**WORK TO BE COMPLETED**.
For this exercise, copy out each line of the material below that includes "page".
# # #
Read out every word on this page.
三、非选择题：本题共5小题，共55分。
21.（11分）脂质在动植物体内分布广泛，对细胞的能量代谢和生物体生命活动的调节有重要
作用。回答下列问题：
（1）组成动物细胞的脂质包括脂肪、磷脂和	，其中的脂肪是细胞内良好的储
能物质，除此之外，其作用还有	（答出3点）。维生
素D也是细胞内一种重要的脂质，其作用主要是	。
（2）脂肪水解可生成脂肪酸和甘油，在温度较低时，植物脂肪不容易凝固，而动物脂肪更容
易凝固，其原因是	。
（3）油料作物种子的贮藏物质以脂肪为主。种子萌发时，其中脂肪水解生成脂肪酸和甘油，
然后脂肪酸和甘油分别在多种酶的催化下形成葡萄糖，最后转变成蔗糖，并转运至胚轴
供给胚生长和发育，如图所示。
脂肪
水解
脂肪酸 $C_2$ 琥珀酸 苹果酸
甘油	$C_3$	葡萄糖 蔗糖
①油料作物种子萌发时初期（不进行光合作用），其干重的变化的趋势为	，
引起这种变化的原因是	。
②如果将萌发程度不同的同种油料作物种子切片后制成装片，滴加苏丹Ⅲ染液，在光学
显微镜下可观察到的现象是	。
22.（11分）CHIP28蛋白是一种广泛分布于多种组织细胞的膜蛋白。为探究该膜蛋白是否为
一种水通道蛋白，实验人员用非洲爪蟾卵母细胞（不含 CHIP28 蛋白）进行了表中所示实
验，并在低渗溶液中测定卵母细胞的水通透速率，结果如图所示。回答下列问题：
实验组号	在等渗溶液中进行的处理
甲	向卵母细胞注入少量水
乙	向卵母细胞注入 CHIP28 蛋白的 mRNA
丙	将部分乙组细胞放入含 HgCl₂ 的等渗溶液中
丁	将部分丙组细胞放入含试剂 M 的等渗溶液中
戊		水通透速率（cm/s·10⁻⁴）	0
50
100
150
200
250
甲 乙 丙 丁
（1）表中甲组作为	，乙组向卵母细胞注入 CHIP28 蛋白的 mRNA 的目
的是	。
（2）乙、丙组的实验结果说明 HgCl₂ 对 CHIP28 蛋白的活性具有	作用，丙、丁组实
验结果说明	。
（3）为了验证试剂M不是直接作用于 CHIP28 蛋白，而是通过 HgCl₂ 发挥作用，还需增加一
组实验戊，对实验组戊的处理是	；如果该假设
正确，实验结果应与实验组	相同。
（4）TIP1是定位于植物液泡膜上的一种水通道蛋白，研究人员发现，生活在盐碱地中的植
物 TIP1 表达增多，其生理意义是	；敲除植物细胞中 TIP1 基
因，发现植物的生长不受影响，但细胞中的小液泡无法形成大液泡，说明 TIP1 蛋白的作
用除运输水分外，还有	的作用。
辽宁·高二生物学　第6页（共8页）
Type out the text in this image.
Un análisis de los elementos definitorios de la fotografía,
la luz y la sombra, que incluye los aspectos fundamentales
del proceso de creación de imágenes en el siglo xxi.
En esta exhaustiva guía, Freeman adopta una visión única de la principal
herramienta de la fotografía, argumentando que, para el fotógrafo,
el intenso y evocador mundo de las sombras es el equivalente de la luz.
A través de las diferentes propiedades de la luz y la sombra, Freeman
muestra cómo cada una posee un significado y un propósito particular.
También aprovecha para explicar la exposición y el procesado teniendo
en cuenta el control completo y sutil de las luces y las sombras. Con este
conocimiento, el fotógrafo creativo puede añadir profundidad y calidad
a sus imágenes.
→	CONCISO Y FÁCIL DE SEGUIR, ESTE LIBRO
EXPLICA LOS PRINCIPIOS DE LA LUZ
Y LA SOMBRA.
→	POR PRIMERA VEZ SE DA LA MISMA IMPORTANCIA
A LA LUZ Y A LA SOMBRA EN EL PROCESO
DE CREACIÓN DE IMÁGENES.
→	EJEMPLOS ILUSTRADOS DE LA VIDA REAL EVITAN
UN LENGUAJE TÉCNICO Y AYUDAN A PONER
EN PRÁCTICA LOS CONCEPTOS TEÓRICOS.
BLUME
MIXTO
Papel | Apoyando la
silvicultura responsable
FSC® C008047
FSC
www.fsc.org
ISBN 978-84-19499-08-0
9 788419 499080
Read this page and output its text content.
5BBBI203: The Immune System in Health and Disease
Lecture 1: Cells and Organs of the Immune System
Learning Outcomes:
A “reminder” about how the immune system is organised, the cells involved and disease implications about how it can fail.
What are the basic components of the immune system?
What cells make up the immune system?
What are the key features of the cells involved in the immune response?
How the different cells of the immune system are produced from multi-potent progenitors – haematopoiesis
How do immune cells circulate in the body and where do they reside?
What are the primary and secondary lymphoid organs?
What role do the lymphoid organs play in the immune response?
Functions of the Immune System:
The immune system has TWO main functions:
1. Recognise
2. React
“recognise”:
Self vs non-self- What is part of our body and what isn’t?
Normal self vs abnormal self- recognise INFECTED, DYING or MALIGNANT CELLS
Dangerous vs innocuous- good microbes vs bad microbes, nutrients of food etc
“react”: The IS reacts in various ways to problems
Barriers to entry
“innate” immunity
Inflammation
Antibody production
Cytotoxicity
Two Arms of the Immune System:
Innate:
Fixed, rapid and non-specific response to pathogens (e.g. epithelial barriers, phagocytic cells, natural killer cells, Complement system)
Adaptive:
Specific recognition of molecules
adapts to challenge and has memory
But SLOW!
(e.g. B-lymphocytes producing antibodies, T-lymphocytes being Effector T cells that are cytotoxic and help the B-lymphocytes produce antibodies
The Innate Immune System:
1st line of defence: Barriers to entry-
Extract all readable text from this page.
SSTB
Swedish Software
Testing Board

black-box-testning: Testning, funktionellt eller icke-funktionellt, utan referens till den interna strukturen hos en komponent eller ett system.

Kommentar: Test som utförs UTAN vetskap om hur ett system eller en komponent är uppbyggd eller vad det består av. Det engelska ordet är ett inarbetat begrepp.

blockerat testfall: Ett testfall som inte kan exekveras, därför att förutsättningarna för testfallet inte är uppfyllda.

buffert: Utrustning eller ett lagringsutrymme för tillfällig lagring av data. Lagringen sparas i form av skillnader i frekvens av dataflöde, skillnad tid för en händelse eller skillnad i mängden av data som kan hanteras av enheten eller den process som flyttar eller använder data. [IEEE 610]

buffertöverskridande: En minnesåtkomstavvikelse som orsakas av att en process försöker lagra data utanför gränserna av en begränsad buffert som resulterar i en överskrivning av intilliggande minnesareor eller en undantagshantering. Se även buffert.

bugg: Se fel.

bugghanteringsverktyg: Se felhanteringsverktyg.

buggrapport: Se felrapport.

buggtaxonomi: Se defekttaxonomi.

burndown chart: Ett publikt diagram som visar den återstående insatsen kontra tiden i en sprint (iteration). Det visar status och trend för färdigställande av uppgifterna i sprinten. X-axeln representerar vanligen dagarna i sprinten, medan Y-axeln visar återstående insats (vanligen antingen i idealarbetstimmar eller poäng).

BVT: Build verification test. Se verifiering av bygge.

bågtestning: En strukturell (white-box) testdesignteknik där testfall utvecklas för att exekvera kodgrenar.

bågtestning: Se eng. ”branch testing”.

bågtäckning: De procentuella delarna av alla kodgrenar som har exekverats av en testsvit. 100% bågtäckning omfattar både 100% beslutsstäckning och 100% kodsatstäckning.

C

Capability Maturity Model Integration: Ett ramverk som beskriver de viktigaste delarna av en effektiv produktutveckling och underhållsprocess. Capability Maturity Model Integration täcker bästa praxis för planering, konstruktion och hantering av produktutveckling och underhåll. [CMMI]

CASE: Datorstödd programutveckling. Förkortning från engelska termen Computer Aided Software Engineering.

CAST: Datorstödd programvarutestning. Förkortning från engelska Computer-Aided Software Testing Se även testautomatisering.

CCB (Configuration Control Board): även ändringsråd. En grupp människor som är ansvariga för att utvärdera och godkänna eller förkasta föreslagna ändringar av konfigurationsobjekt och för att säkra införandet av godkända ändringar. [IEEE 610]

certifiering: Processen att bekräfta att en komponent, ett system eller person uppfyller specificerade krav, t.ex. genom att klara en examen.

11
# # #
**YOUR SOLUTION**.
Read out every word on this page.
Read this page and output its text content.
Extract all readable text from this page.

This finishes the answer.